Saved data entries
* START *

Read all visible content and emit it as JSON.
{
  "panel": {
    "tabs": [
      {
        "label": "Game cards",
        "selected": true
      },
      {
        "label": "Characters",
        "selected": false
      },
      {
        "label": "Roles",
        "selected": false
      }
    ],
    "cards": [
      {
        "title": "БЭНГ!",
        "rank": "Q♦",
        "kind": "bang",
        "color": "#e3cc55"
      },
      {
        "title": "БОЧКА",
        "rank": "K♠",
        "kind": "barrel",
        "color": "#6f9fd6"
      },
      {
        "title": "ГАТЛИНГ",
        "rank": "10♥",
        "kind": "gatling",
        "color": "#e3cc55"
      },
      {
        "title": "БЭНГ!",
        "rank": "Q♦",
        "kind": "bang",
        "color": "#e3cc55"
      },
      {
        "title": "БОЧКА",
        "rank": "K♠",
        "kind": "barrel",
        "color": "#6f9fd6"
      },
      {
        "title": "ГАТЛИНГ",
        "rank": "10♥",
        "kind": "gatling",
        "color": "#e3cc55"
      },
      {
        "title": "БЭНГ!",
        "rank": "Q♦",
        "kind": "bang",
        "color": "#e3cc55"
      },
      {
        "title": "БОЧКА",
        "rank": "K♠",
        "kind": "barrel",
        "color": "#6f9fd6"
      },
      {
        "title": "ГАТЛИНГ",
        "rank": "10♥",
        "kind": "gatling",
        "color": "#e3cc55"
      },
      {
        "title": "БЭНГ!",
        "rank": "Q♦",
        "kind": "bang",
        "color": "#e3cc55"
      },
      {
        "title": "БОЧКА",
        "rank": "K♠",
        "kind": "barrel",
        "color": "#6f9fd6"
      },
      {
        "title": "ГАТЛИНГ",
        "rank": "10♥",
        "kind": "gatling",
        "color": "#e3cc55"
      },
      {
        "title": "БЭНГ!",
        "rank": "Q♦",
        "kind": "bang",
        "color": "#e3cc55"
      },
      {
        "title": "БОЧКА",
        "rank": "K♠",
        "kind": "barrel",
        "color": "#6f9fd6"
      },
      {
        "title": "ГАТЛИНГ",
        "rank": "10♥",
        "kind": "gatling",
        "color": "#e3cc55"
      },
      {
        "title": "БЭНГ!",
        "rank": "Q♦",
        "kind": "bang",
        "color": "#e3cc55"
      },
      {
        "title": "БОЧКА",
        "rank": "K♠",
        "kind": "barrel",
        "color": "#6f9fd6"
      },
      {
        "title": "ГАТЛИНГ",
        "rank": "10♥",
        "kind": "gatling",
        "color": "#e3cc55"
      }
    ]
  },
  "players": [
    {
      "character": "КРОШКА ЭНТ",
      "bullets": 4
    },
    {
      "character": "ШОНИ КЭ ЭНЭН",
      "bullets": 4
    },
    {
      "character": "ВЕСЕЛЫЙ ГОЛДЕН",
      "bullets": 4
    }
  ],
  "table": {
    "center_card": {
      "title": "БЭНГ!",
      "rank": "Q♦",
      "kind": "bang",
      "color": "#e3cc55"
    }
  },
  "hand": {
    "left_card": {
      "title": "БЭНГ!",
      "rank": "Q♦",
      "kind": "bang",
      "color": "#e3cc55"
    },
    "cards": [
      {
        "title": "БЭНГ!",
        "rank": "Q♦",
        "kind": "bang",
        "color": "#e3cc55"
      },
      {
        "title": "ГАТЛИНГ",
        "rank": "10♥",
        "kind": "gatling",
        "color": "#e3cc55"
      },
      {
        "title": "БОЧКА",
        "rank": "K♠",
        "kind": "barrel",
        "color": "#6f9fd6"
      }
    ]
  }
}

* END *

> _Do this_
Extract the data in full. Keep it word for word.

> _Result below_
Read all visible content and emit it as JSON.
{
  "panel": {
    "tabs": [
      {
        "label": "Game cards",
        "selected": true
      },
      {
        "label": "Characters",
        "selected": false
      },
      {
        "label": "Roles",
        "selected": false
      }
    ],
    "cards": [
      {
        "title": "БЭНГ!",
        "rank": "Q♦",
        "kind": "bang",
        "color": "#e3cc55"
      },
      {
        "title": "БОЧКА",
        "rank": "K♠",
        "kind": "barrel",
        "color": "#6f9fd6"
      },
      {
        "title": "ГАТЛИНГ",
        "rank": "10♥",
        "kind": "gatling",
        "color": "#e3cc55"
      },
      {
        "title": "БЭНГ!",
        "rank": "Q♦",
        "kind": "bang",
        "color": "#e3cc55"
      },
      {
        "title": "БОЧКА",
        "rank": "K♠",
        "kind": "barrel",
        "color": "#6f9fd6"
      },
      {
        "title": "ГАТЛИНГ",
        "rank": "10♥",
        "kind": "gatling",
        "color": "#e3cc55"
      },
      {
        "title": "БЭНГ!",
        "rank": "Q♦",
        "kind": "bang",
        "color": "#e3cc55"
      },
      {
        "title": "БОЧКА",
        "rank": "K♠",
        "kind": "barrel",
        "color": "#6f9fd6"
      },
      {
        "title": "ГАТЛИНГ",
        "rank": "10♥",
        "kind": "gatling",
        "color": "#e3cc55"
      },
      {
        "title": "БЭНГ!",
        "rank": "Q♦",
        "kind": "bang",
        "color": "#e3cc55"
      },
      {
        "title": "БОЧКА",
        "rank": "K♠",
        "kind": "barrel",
        "color": "#6f9fd6"
      },
      {
        "title": "ГАТЛИНГ",
        "rank": "10♥",
        "kind": "gatling",
        "color": "#e3cc55"
      },
      {
        "title": "БЭНГ!",
        "rank": "Q♦",
        "kind": "bang",
        "color": "#e3cc55"
      },
      {
        "title": "БОЧКА",
        "rank": "K♠",
        "kind": "barrel",
        "color": "#6f9fd6"
      },
      {
        "title": "ГАТЛИНГ",
        "rank": "10♥",
        "kind": "gatling",
        "color": "#e3cc55"
      },
      {
        "title": "БЭНГ!",
        "rank": "Q♦",
        "kind": "bang",
        "color": "#e3cc55"
      },
      {
        "title": "БОЧКА",
        "rank": "K♠",
        "kind": "barrel",
        "color": "#6f9fd6"
      },
      {
        "title": "ГАТЛИНГ",
        "rank": "10♥",
        "kind": "gatling",
        "color": "#e3cc55"
      }
    ]
  },
  "players": [
    {
      "character": "КРОШКА ЭНТ",
      "bullets": 4
    },
    {
      "character": "ШОНИ КЭ ЭНЭН",
      "bullets": 4
    },
    {
      "character": "ВЕСЕЛЫЙ ГОЛДЕН",
      "bullets": 4
    }
  ],
  "table": {
    "center_card": {
      "title": "БЭНГ!",
      "rank": "Q♦",
      "kind": "bang",
      "color": "#e3cc55"
    }
  },
  "hand": {
    "left_card": {
      "title": "БЭНГ!",
      "rank": "Q♦",
      "kind": "bang",
      "color": "#e3cc55"
    },
    "cards": [
      {
        "title": "БЭНГ!",
        "rank": "Q♦",
        "kind": "bang",
        "color": "#e3cc55"
      },
      {
        "title": "ГАТЛИНГ",
        "rank": "10♥",
        "kind": "gatling",
        "color": "#e3cc55"
      },
      {
        "title": "БОЧКА",
        "rank": "K♠",
        "kind": "barrel",
        "color": "#6f9fd6"
      }
    ]
  }
}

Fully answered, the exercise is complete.